■ WORK REQUIRED:
Continue the text on the aviation powerplant section NCO's week and key skills, starting after its last sentence.

Monday opens with the section's contribution to the weekly production board. Before that meeting, you pull a ULLS-A(E) report and walk the engine bays to confirm the physical aircraft condition matches the system record. The gap between what ULLS-A(E) says and what you find in the hangar is the Monday morning surprise you want to catch before the board, not during it. Tuesday and Wednesday are the production core of the week. Fault work in progress, engine changes scheduled, MOC runs in the morning-to-midday window. Wednesday is when NCOER input cycle moves if the rating period is open. Pull the ULLS-A(E) work-order counts, CMDP inspection results, and JSAMT log status Wednesday while the quarter's accomplishments are current — draft the bullets from data, not memory. The section NCO who defers NCOER work to Thursday produces thin bullets and submits late. Thursday is brigade synch prep day for the senior NCO chain. You are not in the brigade meeting at E-5, but your data is. The demand-history report, aging parts-on-order status, and OR-rate context should be in the production control NCO's hands by 0800 Thursday. Friday is the company formation event and the section's administrative calendar — counselings due, school packets with Friday suspenses submitted, leave requests through S1.

Key Skills — How to Drill Each

  1. 01
    Build and defend a section production schedule — green/amber/red across assigned powerplants, with realistic mechanic-hours, Class IX-A float, and the next phase cycle on the horizon.
    Build the schedule in 30-day blocks against the unit's aircraft availability report, phase inspection due-dates, and your section's available mechanic-hours. Review it weekly against what actually happened. When the phase for tail number 6 is 45 days out and you are three mechanics down for BLC and ALC slots, that information should be on the production control NCO's desk at the 60-day mark, not the week the phase starts.
  2. 02
    Run a section through a field maintenance package at NTC/JRTC — engine changes under time pressure, battle damage assessment for powerplant systems.

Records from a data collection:
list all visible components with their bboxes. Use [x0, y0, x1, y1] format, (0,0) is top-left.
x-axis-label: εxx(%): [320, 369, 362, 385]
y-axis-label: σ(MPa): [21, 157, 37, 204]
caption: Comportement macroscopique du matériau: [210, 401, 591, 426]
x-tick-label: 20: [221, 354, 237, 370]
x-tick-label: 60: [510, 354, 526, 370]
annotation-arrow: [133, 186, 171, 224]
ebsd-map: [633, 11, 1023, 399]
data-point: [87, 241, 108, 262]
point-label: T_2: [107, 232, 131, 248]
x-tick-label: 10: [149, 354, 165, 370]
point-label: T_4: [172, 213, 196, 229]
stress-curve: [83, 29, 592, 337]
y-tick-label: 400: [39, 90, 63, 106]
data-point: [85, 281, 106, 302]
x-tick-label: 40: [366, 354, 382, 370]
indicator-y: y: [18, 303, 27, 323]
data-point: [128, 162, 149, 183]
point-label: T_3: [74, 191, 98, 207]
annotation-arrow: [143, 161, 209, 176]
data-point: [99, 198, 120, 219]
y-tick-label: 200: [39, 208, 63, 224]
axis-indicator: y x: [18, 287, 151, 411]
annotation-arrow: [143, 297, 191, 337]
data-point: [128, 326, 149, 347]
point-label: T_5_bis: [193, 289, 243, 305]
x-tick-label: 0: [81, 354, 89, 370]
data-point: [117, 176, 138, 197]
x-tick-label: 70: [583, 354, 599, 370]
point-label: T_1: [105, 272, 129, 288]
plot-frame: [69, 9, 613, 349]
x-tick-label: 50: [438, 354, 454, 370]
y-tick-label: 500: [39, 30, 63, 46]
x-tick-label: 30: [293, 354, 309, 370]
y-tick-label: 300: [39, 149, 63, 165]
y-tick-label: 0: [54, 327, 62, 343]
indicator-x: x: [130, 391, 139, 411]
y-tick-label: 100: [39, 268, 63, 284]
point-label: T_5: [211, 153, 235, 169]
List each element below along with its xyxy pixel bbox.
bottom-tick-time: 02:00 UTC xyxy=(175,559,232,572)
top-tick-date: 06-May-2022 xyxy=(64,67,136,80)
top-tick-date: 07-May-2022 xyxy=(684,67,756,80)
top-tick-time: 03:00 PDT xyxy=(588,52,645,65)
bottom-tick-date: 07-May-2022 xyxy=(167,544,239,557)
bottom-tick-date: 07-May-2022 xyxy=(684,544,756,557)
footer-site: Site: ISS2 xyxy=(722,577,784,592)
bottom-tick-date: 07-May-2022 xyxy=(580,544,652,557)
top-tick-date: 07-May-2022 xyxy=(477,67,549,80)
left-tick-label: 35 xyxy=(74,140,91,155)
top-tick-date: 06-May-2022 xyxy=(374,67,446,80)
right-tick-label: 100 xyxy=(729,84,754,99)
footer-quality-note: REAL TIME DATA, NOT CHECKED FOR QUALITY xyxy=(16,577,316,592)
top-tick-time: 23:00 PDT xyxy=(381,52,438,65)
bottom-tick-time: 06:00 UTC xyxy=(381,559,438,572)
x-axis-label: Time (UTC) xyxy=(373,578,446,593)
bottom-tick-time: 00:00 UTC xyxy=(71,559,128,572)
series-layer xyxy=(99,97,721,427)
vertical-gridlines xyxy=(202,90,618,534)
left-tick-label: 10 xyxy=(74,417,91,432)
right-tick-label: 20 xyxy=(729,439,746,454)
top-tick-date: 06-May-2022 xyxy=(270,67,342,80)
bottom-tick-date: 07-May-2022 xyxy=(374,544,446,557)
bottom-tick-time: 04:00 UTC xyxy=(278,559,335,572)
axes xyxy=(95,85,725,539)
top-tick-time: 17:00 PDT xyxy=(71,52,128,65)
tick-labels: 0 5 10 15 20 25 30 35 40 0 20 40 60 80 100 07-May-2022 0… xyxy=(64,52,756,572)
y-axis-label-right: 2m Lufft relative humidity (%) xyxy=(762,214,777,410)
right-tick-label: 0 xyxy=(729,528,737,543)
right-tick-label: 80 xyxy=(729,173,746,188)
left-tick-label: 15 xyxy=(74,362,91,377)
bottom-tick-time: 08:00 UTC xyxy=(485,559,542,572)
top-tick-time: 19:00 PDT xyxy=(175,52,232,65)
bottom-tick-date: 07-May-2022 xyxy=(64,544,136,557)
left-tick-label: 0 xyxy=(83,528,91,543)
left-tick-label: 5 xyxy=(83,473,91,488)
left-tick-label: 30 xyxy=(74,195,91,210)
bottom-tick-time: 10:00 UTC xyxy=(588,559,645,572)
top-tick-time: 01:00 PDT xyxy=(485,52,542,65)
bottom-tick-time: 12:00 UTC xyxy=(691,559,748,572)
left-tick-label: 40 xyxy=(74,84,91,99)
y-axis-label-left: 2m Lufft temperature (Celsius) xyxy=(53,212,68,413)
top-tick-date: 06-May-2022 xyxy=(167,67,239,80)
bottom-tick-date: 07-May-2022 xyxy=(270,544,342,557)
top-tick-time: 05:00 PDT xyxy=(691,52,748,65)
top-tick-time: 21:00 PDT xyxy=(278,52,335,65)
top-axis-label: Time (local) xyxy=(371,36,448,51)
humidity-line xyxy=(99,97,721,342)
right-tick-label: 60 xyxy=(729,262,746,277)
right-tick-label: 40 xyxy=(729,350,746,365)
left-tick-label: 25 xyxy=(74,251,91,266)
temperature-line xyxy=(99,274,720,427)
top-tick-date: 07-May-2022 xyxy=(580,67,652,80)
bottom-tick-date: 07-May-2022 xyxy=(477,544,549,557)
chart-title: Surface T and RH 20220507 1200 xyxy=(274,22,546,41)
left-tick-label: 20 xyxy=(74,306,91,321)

■ RESPONSE BELOW:
    The T700 engine change that takes four hours in the hangar takes seven in a motor pool at NTC with a flashlight and a 30-mph wind. Build the field-maintenance team drill in garrison before the CTC rotation — run the engine-change sequence under timed conditions, in the dark, with the field maintenance kit only, once a quarter. The OPFOR does not stop the fight while you look for a fitting you should have pre-staged.
  3. 03
    Conduct a CMDP inspection at the section level — DA Forms 2408 series, TMDE calibration records, tool accountability, training records, all defensible.
    CMDP is a standard you maintain every day so the quarterly inspection is a confirmation rather than a discovery. Run a self-CMDP every 30 days: cross-check ULLS-A(E) status against the physical aircraft condition, verify TMDE calibration labels against the register, and confirm training records match the qualification cards. The findings you catch in a self-CMDP in month 2 are the findings the ARMS team would have found in month 4.
  4. 04
    Operate ULLS-A(E) / TAMMS-A at the section NCO level — open, monitor, and close work orders; defend the section's Class IX-A demand history at the company production meeting.
    Before every production meeting, run the ULLS-A(E) section report, identify work orders aging beyond plan, and have a status update for each — parts-on-order with ETA, diagnostic-in-progress with next step, or awaiting MTF scheduling. The section NCO who arrives at the production meeting without that review cannot answer the first question the production control officer asks.
  5. 05
    Mentor your specialists into diagnosis-first habits and through the FAA A&P pathway. If they leave your section as parts-changers, that is on you.
    Require fault-isolation tree documentation before you review any part request. When a specialist brings a parts request, ask one question: 'Show me where in the TM tree this root cause is confirmed.' If he can show you, approve it. If he cannot, return to the aircraft together and run the tree. Do this three times and the fourth time he pre-stages the TM documentation before bringing the request. For A&P mentoring: review each specialist's JSAMT log at the monthly counseling and set a specific exam preparation goal in the Plan of Action.

Manuals & References — What Chapters Matter

  • TM 1-2840-248 series — T700-GE-700/701 Series Turboshaft Engine Maintenance Manual
    You brief from this manual at the section level, not just read it. When the 151A production control warrant questions a fault-isolation decision, the citation is 'TM 1-2840-248, chapter X, fault-isolation table Y — the differential pressure reading was Z, which routes to the bleed-valve circuit per the decision tree.' The section NCO who can cite chapter and table has a different conversation than the one who says 'we ran the tree.'
  • DA PAM 738-751 — Functional Users Manual for the Army Maintenance Management System – Aviation (TAMMS-A)
    Your bible for aircraft records at the section level — work-order lifecycle, DA 2408-13 series entry standards, and the controlled-exchange documentation requirements that ARMS reviews against. An unpapered CX found in the next ARMS review travels across aviation commands and follows the maintenance unit's readiness record.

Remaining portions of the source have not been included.